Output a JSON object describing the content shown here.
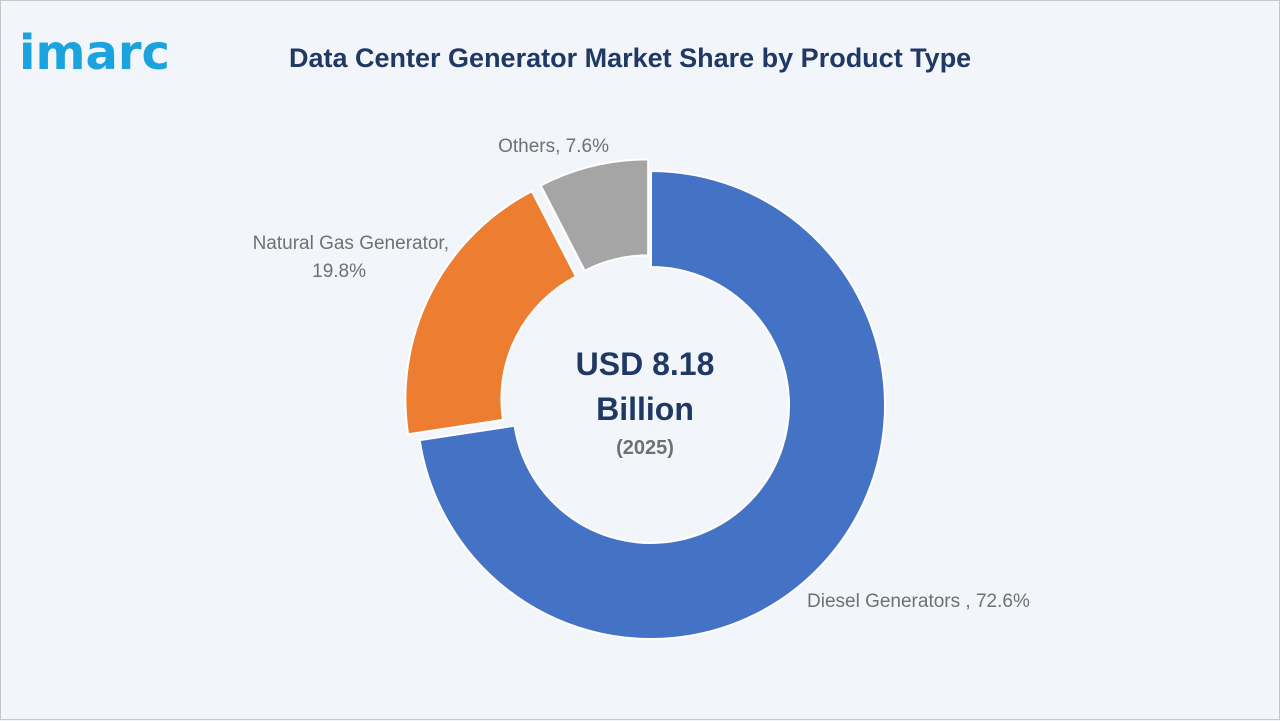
{
  "brand": {
    "logo_text": "imarc"
  },
  "chart_data": {
    "type": "pie",
    "style": "donut",
    "title": "Data Center Generator Market Share by Product Type",
    "center": {
      "value_line1": "USD 8.18",
      "value_line2": "Billion",
      "year": "(2025)"
    },
    "slices": [
      {
        "name": "Diesel Generators",
        "value": 72.6,
        "label": "Diesel Generators , 72.6%",
        "color": "#4472c4",
        "exploded": false
      },
      {
        "name": "Natural Gas Generator",
        "value": 19.8,
        "label_line1": "Natural Gas Generator,",
        "label_line2": "19.8%",
        "color": "#ed7d31",
        "exploded": true
      },
      {
        "name": "Others",
        "value": 7.6,
        "label": "Others, 7.6%",
        "color": "#a5a5a5",
        "exploded": true
      }
    ]
  }
}
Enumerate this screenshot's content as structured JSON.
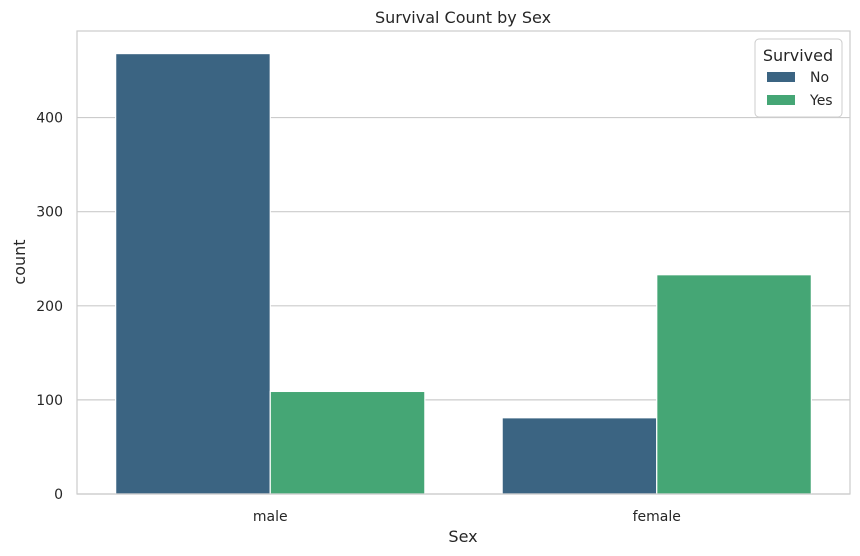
{
  "chart_data": {
    "type": "bar",
    "title": "Survival Count by Sex",
    "xlabel": "Sex",
    "ylabel": "count",
    "categories": [
      "male",
      "female"
    ],
    "series": [
      {
        "name": "No",
        "values": [
          468,
          81
        ],
        "color": "#3b6482"
      },
      {
        "name": "Yes",
        "values": [
          109,
          233
        ],
        "color": "#45a675"
      }
    ],
    "ylim": [
      0,
      492
    ],
    "yticks": [
      0,
      100,
      200,
      300,
      400
    ],
    "grid": true,
    "legend": {
      "title": "Survived",
      "placement": "top-right"
    }
  }
}
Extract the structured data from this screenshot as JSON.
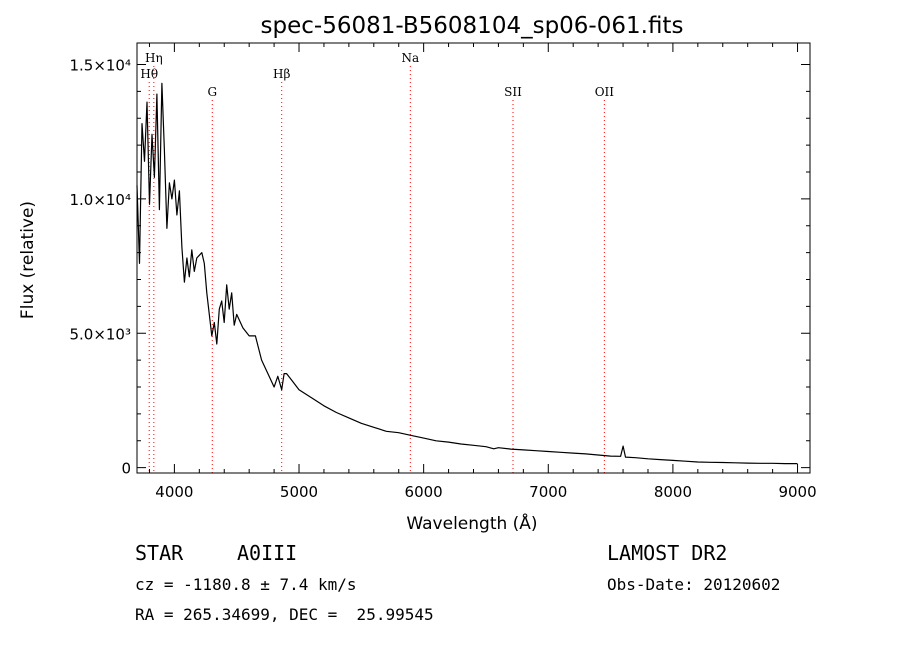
{
  "chart_data": {
    "type": "line",
    "title": "spec-56081-B5608104_sp06-061.fits",
    "xlabel": "Wavelength (Å)",
    "ylabel": "Flux (relative)",
    "xlim": [
      3700,
      9100
    ],
    "ylim": [
      -200,
      15800
    ],
    "x_ticks": [
      4000,
      5000,
      6000,
      7000,
      8000,
      9000
    ],
    "x_tick_labels": [
      "4000",
      "5000",
      "6000",
      "7000",
      "8000",
      "9000"
    ],
    "y_ticks": [
      0,
      5000,
      10000,
      15000
    ],
    "y_tick_labels": [
      "0",
      "5.0×10³",
      "1.0×10⁴",
      "1.5×10⁴"
    ],
    "line_color": "#000000",
    "marker_color": "#ff0000",
    "series": [
      {
        "x": [
          3700,
          3720,
          3740,
          3760,
          3780,
          3800,
          3820,
          3840,
          3860,
          3880,
          3900,
          3920,
          3940,
          3960,
          3980,
          4000,
          4020,
          4040,
          4060,
          4080,
          4100,
          4120,
          4140,
          4160,
          4180,
          4200,
          4220,
          4240,
          4260,
          4280,
          4300,
          4320,
          4340,
          4360,
          4380,
          4400,
          4420,
          4440,
          4460,
          4480,
          4500,
          4550,
          4600,
          4650,
          4700,
          4750,
          4800,
          4830,
          4861,
          4880,
          4900,
          4950,
          5000,
          5100,
          5200,
          5300,
          5400,
          5500,
          5600,
          5700,
          5800,
          5900,
          6000,
          6100,
          6200,
          6300,
          6400,
          6500,
          6563,
          6600,
          6700,
          6800,
          6900,
          7000,
          7100,
          7200,
          7300,
          7400,
          7500,
          7580,
          7600,
          7620,
          7700,
          7800,
          7900,
          8000,
          8100,
          8200,
          8300,
          8400,
          8500,
          8600,
          8700,
          8800,
          8900,
          9000
        ],
        "y": [
          10500,
          7600,
          12800,
          11400,
          13600,
          9800,
          12400,
          10800,
          13900,
          9600,
          14300,
          11800,
          8900,
          10600,
          10000,
          10700,
          9400,
          10300,
          8200,
          6900,
          7800,
          7100,
          8100,
          7300,
          7800,
          7900,
          8000,
          7600,
          6500,
          5700,
          4900,
          5400,
          4600,
          5900,
          6200,
          5400,
          6800,
          5900,
          6500,
          5300,
          5700,
          5200,
          4900,
          4900,
          4000,
          3500,
          3000,
          3400,
          2900,
          3500,
          3500,
          3200,
          2900,
          2600,
          2300,
          2050,
          1850,
          1650,
          1500,
          1350,
          1300,
          1200,
          1100,
          1000,
          950,
          880,
          830,
          780,
          700,
          740,
          690,
          660,
          630,
          600,
          570,
          540,
          510,
          470,
          430,
          420,
          800,
          390,
          370,
          330,
          300,
          270,
          240,
          210,
          200,
          190,
          180,
          170,
          160,
          160,
          150,
          150
        ]
      }
    ],
    "line_markers": [
      {
        "label": "Hη",
        "x": 3835,
        "row": 0
      },
      {
        "label": "Hθ",
        "x": 3798,
        "row": 1
      },
      {
        "label": "G",
        "x": 4304,
        "row": 2
      },
      {
        "label": "Hβ",
        "x": 4861,
        "row": 1
      },
      {
        "label": "Na",
        "x": 5893,
        "row": 0
      },
      {
        "label": "SII",
        "x": 6717,
        "row": 2
      },
      {
        "label": "OII",
        "x": 7450,
        "row": 2
      }
    ]
  },
  "info": {
    "object_class": "STAR",
    "subclass": "A0III",
    "survey": "LAMOST DR2",
    "cz_line": "cz = -1180.8 ± 7.4 km/s",
    "obs_date": "Obs-Date: 20120602",
    "coords_line": "RA = 265.34699, DEC =  25.99545"
  }
}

REQUIRED TASK: Every record above must be given again exactly; drop the pictures.

RESULT OF THE EXERCISE:
Output a JSON object describing the content shown here.
{
  "brand": {
    "logo_text": "imarc"
  },
  "chart_data": {
    "type": "pie",
    "style": "donut",
    "title": "Data Center Generator Market Share by Product Type",
    "center": {
      "value_line1": "USD 8.18",
      "value_line2": "Billion",
      "year": "(2025)"
    },
    "slices": [
      {
        "name": "Diesel Generators",
        "value": 72.6,
        "label": "Diesel Generators , 72.6%",
        "color": "#4472c4",
        "exploded": false
      },
      {
        "name": "Natural Gas Generator",
        "value": 19.8,
        "label_line1": "Natural Gas Generator,",
        "label_line2": "19.8%",
        "color": "#ed7d31",
        "exploded": true
      },
      {
        "name": "Others",
        "value": 7.6,
        "label": "Others, 7.6%",
        "color": "#a5a5a5",
        "exploded": true
      }
    ]
  }
}
Enumerate this screenshot's content as structured JSON.
{
  "chart_data": {
    "type": "bar",
    "title": "Survival Count by Sex",
    "xlabel": "Sex",
    "ylabel": "count",
    "categories": [
      "male",
      "female"
    ],
    "series": [
      {
        "name": "No",
        "values": [
          468,
          81
        ],
        "color": "#3b6482"
      },
      {
        "name": "Yes",
        "values": [
          109,
          233
        ],
        "color": "#45a675"
      }
    ],
    "ylim": [
      0,
      492
    ],
    "yticks": [
      0,
      100,
      200,
      300,
      400
    ],
    "grid": true,
    "legend": {
      "title": "Survived",
      "placement": "top-right"
    }
  }
}
Extract the structured data from this screenshot as JSON.
{
  "chart_data": {
    "type": "line",
    "title": "spec-56081-B5608104_sp06-061.fits",
    "xlabel": "Wavelength (Å)",
    "ylabel": "Flux (relative)",
    "xlim": [
      3700,
      9100
    ],
    "ylim": [
      -200,
      15800
    ],
    "x_ticks": [
      4000,
      5000,
      6000,
      7000,
      8000,
      9000
    ],
    "x_tick_labels": [
      "4000",
      "5000",
      "6000",
      "7000",
      "8000",
      "9000"
    ],
    "y_ticks": [
      0,
      5000,
      10000,
      15000
    ],
    "y_tick_labels": [
      "0",
      "5.0×10³",
      "1.0×10⁴",
      "1.5×10⁴"
    ],
    "line_color": "#000000",
    "marker_color": "#ff0000",
    "series": [
      {
        "x": [
          3700,
          3720,
          3740,
          3760,
          3780,
          3800,
          3820,
          3840,
          3860,
          3880,
          3900,
          3920,
          3940,
          3960,
          3980,
          4000,
          4020,
          4040,
          4060,
          4080,
          4100,
          4120,
          4140,
          4160,
          4180,
          4200,
          4220,
          4240,
          4260,
          4280,
          4300,
          4320,
          4340,
          4360,
          4380,
          4400,
          4420,
          4440,
          4460,
          4480,
          4500,
          4550,
          4600,
          4650,
          4700,
          4750,
          4800,
          4830,
          4861,
          4880,
          4900,
          4950,
          5000,
          5100,
          5200,
          5300,
          5400,
          5500,
          5600,
          5700,
          5800,
          5900,
          6000,
          6100,
          6200,
          6300,
          6400,
          6500,
          6563,
          6600,
          6700,
          6800,
          6900,
          7000,
          7100,
          7200,
          7300,
          7400,
          7500,
          7580,
          7600,
          7620,
          7700,
          7800,
          7900,
          8000,
          8100,
          8200,
          8300,
          8400,
          8500,
          8600,
          8700,
          8800,
          8900,
          9000
        ],
        "y": [
          10500,
          7600,
          12800,
          11400,
          13600,
          9800,
          12400,
          10800,
          13900,
          9600,
          14300,
          11800,
          8900,
          10600,
          10000,
          10700,
          9400,
          10300,
          8200,
          6900,
          7800,
          7100,
          8100,
          7300,
          7800,
          7900,
          8000,
          7600,
          6500,
          5700,
          4900,
          5400,
          4600,
          5900,
          6200,
          5400,
          6800,
          5900,
          6500,
          5300,
          5700,
          5200,
          4900,
          4900,
          4000,
          3500,
          3000,
          3400,
          2900,
          3500,
          3500,
          3200,
          2900,
          2600,
          2300,
          2050,
          1850,
          1650,
          1500,
          1350,
          1300,
          1200,
          1100,
          1000,
          950,
          880,
          830,
          780,
          700,
          740,
          690,
          660,
          630,
          600,
          570,
          540,
          510,
          470,
          430,
          420,
          800,
          390,
          370,
          330,
          300,
          270,
          240,
          210,
          200,
          190,
          180,
          170,
          160,
          160,
          150,
          150
        ]
      }
    ],
    "line_markers": [
      {
        "label": "Hη",
        "x": 3835,
        "row": 0
      },
      {
        "label": "Hθ",
        "x": 3798,
        "row": 1
      },
      {
        "label": "G",
        "x": 4304,
        "row": 2
      },
      {
        "label": "Hβ",
        "x": 4861,
        "row": 1
      },
      {
        "label": "Na",
        "x": 5893,
        "row": 0
      },
      {
        "label": "SII",
        "x": 6717,
        "row": 2
      },
      {
        "label": "OII",
        "x": 7450,
        "row": 2
      }
    ]
  },
  "info": {
    "object_class": "STAR",
    "subclass": "A0III",
    "survey": "LAMOST DR2",
    "cz_line": "cz = -1180.8 ± 7.4 km/s",
    "obs_date": "Obs-Date: 20120602",
    "coords_line": "RA = 265.34699, DEC =  25.99545"
  }
}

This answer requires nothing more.